--- start of RECORDS TO PROCESS ---
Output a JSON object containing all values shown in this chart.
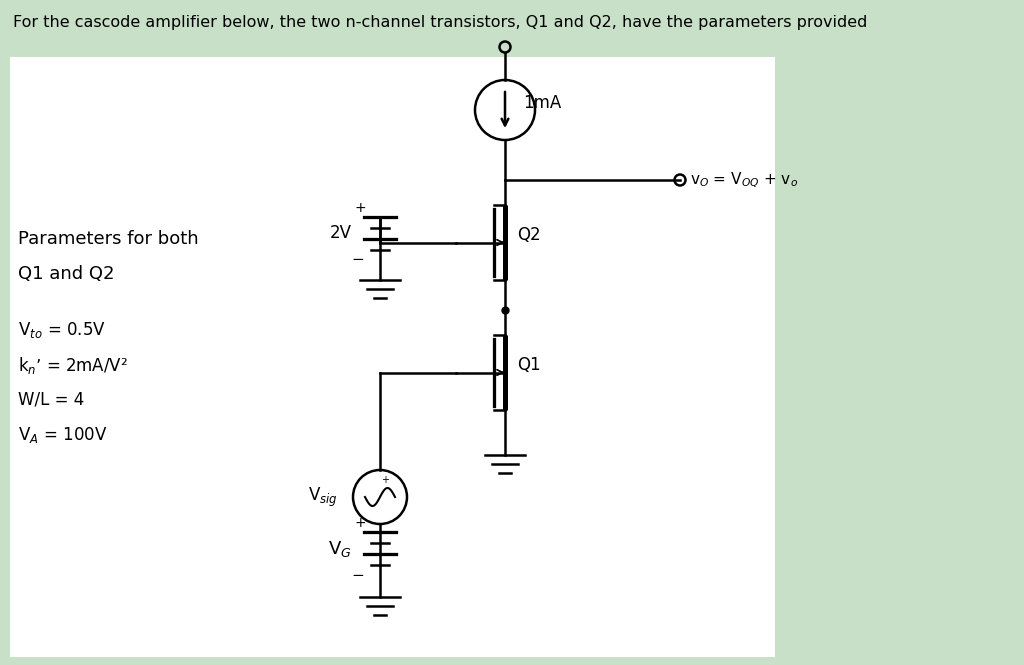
{
  "bg_outer": "#c8dfc8",
  "bg_inner": "#ffffff",
  "title_text": "For the cascode amplifier below, the two n-channel transistors, Q1 and Q2, have the parameters provided",
  "title_fontsize": 11.5,
  "params_line1": "Parameters for both",
  "params_line2": "Q1 and Q2",
  "param1": "V$_{to}$ = 0.5V",
  "param2": "k$_{n}$’ = 2mA/V²",
  "param3": "W/L = 4",
  "param4": "V$_A$ = 100V",
  "label_1mA": "1mA",
  "label_Q2": "Q2",
  "label_Q1": "Q1",
  "label_2V": "2V",
  "label_Vsig": "V$_{sig}$",
  "label_VG": "V$_G$",
  "label_Vo": "v$_O$ = V$_{OQ}$ + v$_o$"
}
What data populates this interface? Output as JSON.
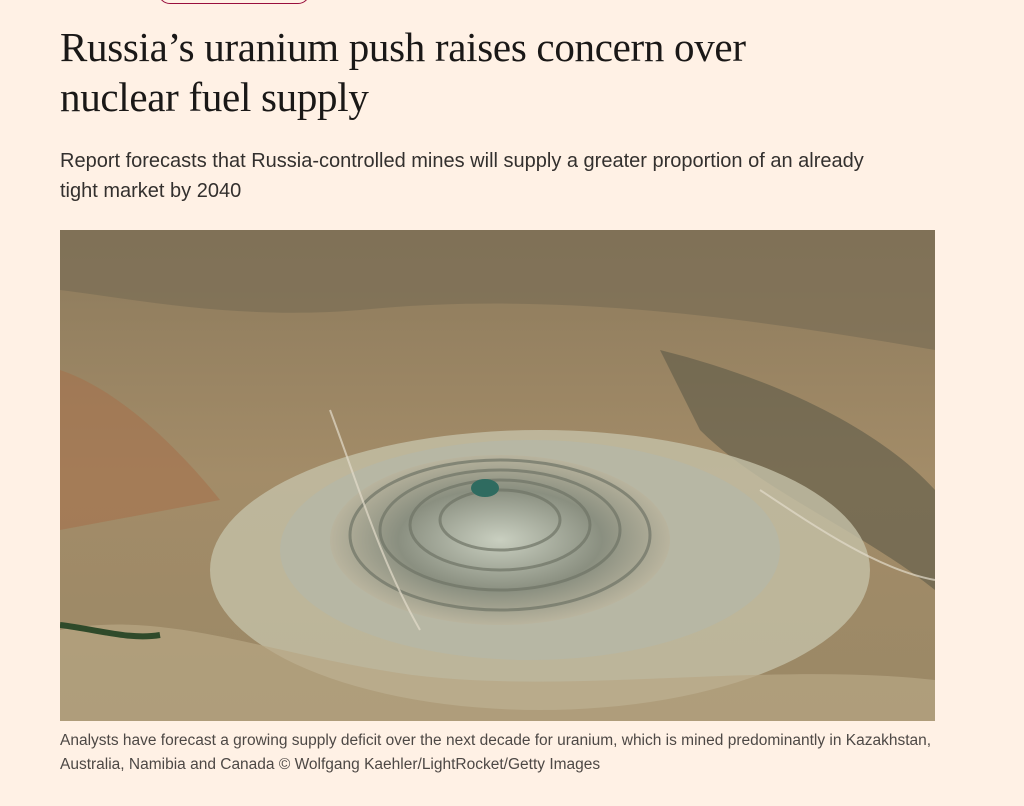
{
  "article": {
    "headline": "Russia’s uranium push raises concern over nuclear fuel supply",
    "standfirst": "Report forecasts that Russia-controlled mines will supply a greater proportion of an already tight market by 2040",
    "image": {
      "caption": "Analysts have forecast a growing supply deficit over the next decade for uranium, which is mined predominantly in Kazakhstan, Australia, Namibia and Canada © Wolfgang Kaehler/LightRocket/Getty Images"
    }
  }
}
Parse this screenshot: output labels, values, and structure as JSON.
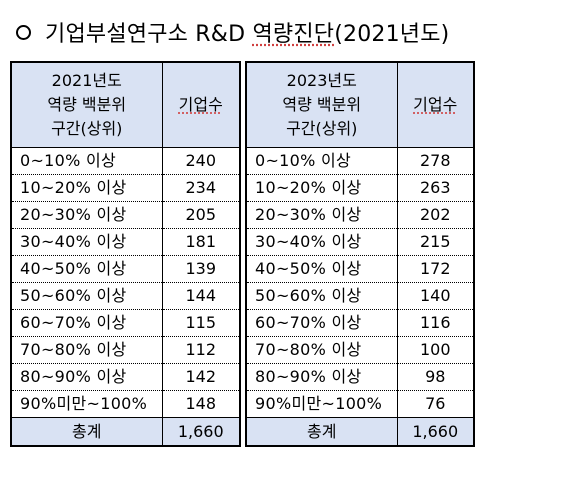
{
  "title": {
    "text_before": "기업부설연구소 R&D ",
    "text_underlined": "역량진단",
    "text_after": "(2021년도)"
  },
  "left_table": {
    "header_range": [
      "2021년도",
      "역량 백분위",
      "구간(상위)"
    ],
    "header_count": "기업수",
    "rows": [
      {
        "range": "0~10% 이상",
        "count": "240"
      },
      {
        "range": "10~20% 이상",
        "count": "234"
      },
      {
        "range": "20~30% 이상",
        "count": "205"
      },
      {
        "range": "30~40% 이상",
        "count": "181"
      },
      {
        "range": "40~50% 이상",
        "count": "139"
      },
      {
        "range": "50~60% 이상",
        "count": "144"
      },
      {
        "range": "60~70% 이상",
        "count": "115"
      },
      {
        "range": "70~80% 이상",
        "count": "112"
      },
      {
        "range": "80~90% 이상",
        "count": "142"
      },
      {
        "range": "90%미만~100%",
        "count": "148"
      }
    ],
    "total_label": "총계",
    "total_count": "1,660"
  },
  "right_table": {
    "header_range": [
      "2023년도",
      "역량 백분위",
      "구간(상위)"
    ],
    "header_count": "기업수",
    "rows": [
      {
        "range": "0~10% 이상",
        "count": "278"
      },
      {
        "range": "10~20% 이상",
        "count": "263"
      },
      {
        "range": "20~30% 이상",
        "count": "202"
      },
      {
        "range": "30~40% 이상",
        "count": "215"
      },
      {
        "range": "40~50% 이상",
        "count": "172"
      },
      {
        "range": "50~60% 이상",
        "count": "140"
      },
      {
        "range": "60~70% 이상",
        "count": "116"
      },
      {
        "range": "70~80% 이상",
        "count": "100"
      },
      {
        "range": "80~90% 이상",
        "count": "98"
      },
      {
        "range": "90%미만~100%",
        "count": "76"
      }
    ],
    "total_label": "총계",
    "total_count": "1,660"
  },
  "colors": {
    "header_bg": "#d9e2f3",
    "border": "#000000",
    "spellcheck_underline": "#d04040"
  }
}
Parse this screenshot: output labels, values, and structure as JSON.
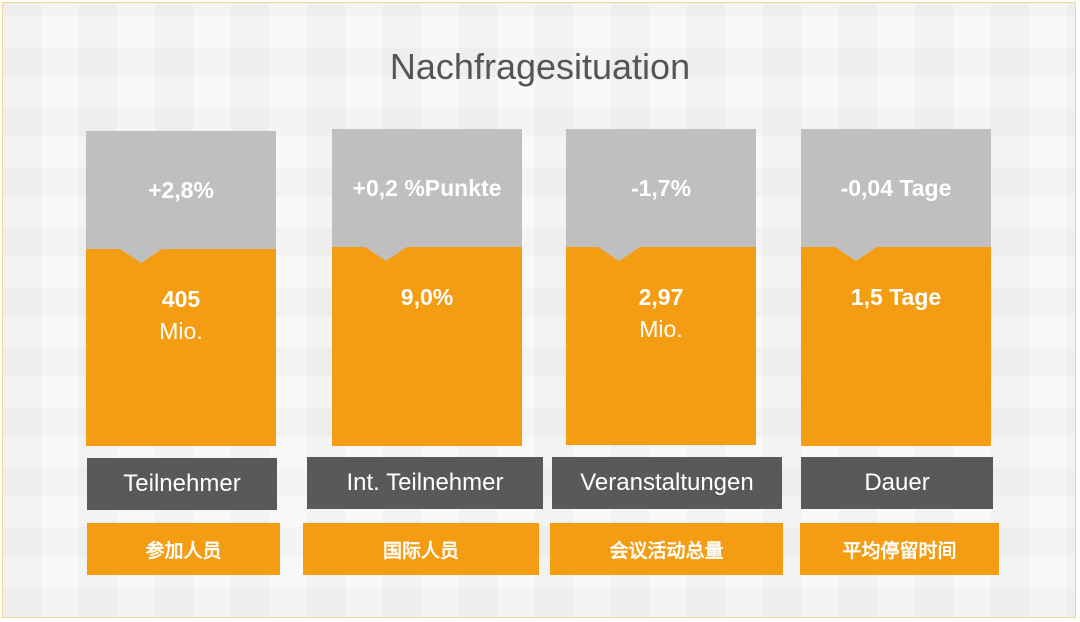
{
  "title": "Nachfragesituation",
  "colors": {
    "accent": "#f49c12",
    "grey_top": "#bfbfbf",
    "label_bg": "#595959"
  },
  "items": [
    {
      "change": "+2,8%",
      "value": "405",
      "unit": "Mio.",
      "label": "Teilnehmer",
      "label_cn": "参加人员"
    },
    {
      "change": "+0,2 %Punkte",
      "value": "9,0%",
      "unit": "",
      "label": "Int. Teilnehmer",
      "label_cn": "国际人员"
    },
    {
      "change": "-1,7%",
      "value": "2,97",
      "unit": "Mio.",
      "label": "Veranstaltungen",
      "label_cn": "会议活动总量"
    },
    {
      "change": "-0,04 Tage",
      "value": "1,5 Tage",
      "unit": "",
      "label": "Dauer",
      "label_cn": "平均停留时间"
    }
  ]
}
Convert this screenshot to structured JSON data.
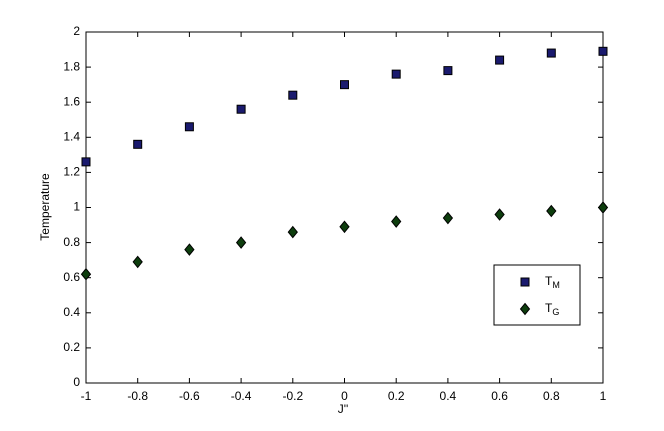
{
  "chart_data": {
    "type": "scatter",
    "x_label": "J''",
    "y_label": "Temperature",
    "x": [
      -1,
      -0.8,
      -0.6,
      -0.4,
      -0.2,
      0,
      0.2,
      0.4,
      0.6,
      0.8,
      1
    ],
    "series": [
      {
        "name": "TM",
        "color": "#1a1a6e",
        "marker": "square",
        "values": [
          1.26,
          1.36,
          1.46,
          1.56,
          1.64,
          1.7,
          1.76,
          1.78,
          1.84,
          1.88,
          1.89
        ]
      },
      {
        "name": "TG",
        "color": "#0d3d0d",
        "marker": "diamond",
        "values": [
          0.62,
          0.69,
          0.76,
          0.8,
          0.86,
          0.89,
          0.92,
          0.94,
          0.96,
          0.98,
          1.0
        ]
      }
    ],
    "xlim": [
      -1,
      1
    ],
    "xticks": [
      -1,
      -0.8,
      -0.6,
      -0.4,
      -0.2,
      0,
      0.2,
      0.4,
      0.6,
      0.8,
      1
    ],
    "ylim": [
      0,
      2
    ],
    "yticks": [
      0,
      0.2,
      0.4,
      0.6,
      0.8,
      1,
      1.2,
      1.4,
      1.6,
      1.8,
      2
    ],
    "grid": false,
    "legend": "lower right"
  }
}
--- end of RECORDS TO PROCESS ---
INSTRUCTIONS FOR THE TASK: In the entries above, some lines may contain the string "supply"; report how many, without additional comment.

CORRECT OUTPUT: 3